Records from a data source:
========================================================================

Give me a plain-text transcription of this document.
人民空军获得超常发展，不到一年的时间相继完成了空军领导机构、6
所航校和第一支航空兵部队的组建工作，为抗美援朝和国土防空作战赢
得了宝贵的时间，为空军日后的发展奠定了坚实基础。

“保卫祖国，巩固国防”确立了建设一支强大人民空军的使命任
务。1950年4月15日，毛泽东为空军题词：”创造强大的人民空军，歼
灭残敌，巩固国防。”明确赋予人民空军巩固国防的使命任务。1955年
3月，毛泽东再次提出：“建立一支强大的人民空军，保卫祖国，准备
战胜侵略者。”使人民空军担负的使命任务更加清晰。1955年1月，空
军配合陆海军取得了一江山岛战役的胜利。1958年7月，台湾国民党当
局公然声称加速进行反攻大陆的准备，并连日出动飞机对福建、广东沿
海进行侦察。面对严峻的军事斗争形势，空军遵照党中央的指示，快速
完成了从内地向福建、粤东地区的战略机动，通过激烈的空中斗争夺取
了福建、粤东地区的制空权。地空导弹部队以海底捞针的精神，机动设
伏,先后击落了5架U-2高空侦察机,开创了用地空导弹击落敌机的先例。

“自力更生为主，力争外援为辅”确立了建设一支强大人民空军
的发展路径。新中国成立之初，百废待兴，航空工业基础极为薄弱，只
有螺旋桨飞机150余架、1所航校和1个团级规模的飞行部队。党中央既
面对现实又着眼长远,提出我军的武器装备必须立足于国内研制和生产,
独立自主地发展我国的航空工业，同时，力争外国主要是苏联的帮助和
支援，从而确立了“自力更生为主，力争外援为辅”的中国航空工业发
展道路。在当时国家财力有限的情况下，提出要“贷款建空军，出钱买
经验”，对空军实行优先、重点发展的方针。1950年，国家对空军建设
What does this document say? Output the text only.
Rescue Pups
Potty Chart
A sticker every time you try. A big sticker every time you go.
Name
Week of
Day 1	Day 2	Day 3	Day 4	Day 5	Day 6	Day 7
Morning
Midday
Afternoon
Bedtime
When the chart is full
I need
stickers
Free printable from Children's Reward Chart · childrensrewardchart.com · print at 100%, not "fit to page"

========================================================================

Exercise brief>
Exactly reproduce every record.

Solution>
Give me a plain-text transcription of this document.
人民空军获得超常发展，不到一年的时间相继完成了空军领导机构、6
所航校和第一支航空兵部队的组建工作，为抗美援朝和国土防空作战赢
得了宝贵的时间，为空军日后的发展奠定了坚实基础。

“保卫祖国，巩固国防”确立了建设一支强大人民空军的使命任
务。1950年4月15日，毛泽东为空军题词：”创造强大的人民空军，歼
灭残敌，巩固国防。”明确赋予人民空军巩固国防的使命任务。1955年
3月，毛泽东再次提出：“建立一支强大的人民空军，保卫祖国，准备
战胜侵略者。”使人民空军担负的使命任务更加清晰。1955年1月，空
军配合陆海军取得了一江山岛战役的胜利。1958年7月，台湾国民党当
局公然声称加速进行反攻大陆的准备，并连日出动飞机对福建、广东沿
海进行侦察。面对严峻的军事斗争形势，空军遵照党中央的指示，快速
完成了从内地向福建、粤东地区的战略机动，通过激烈的空中斗争夺取
了福建、粤东地区的制空权。地空导弹部队以海底捞针的精神，机动设
伏,先后击落了5架U-2高空侦察机,开创了用地空导弹击落敌机的先例。

“自力更生为主，力争外援为辅”确立了建设一支强大人民空军
的发展路径。新中国成立之初，百废待兴，航空工业基础极为薄弱，只
有螺旋桨飞机150余架、1所航校和1个团级规模的飞行部队。党中央既
面对现实又着眼长远,提出我军的武器装备必须立足于国内研制和生产,
独立自主地发展我国的航空工业，同时，力争外国主要是苏联的帮助和
支援，从而确立了“自力更生为主，力争外援为辅”的中国航空工业发
展道路。在当时国家财力有限的情况下，提出要“贷款建空军，出钱买
经验”，对空军实行优先、重点发展的方针。1950年，国家对空军建设
What does this document say? Output the text only.
Rescue Pups
Potty Chart
A sticker every time you try. A big sticker every time you go.
Name
Week of
Day 1	Day 2	Day 3	Day 4	Day 5	Day 6	Day 7
Morning
Midday
Afternoon
Bedtime
When the chart is full
I need
stickers
Free printable from Children's Reward Chart · childrensrewardchart.com · print at 100%, not "fit to page"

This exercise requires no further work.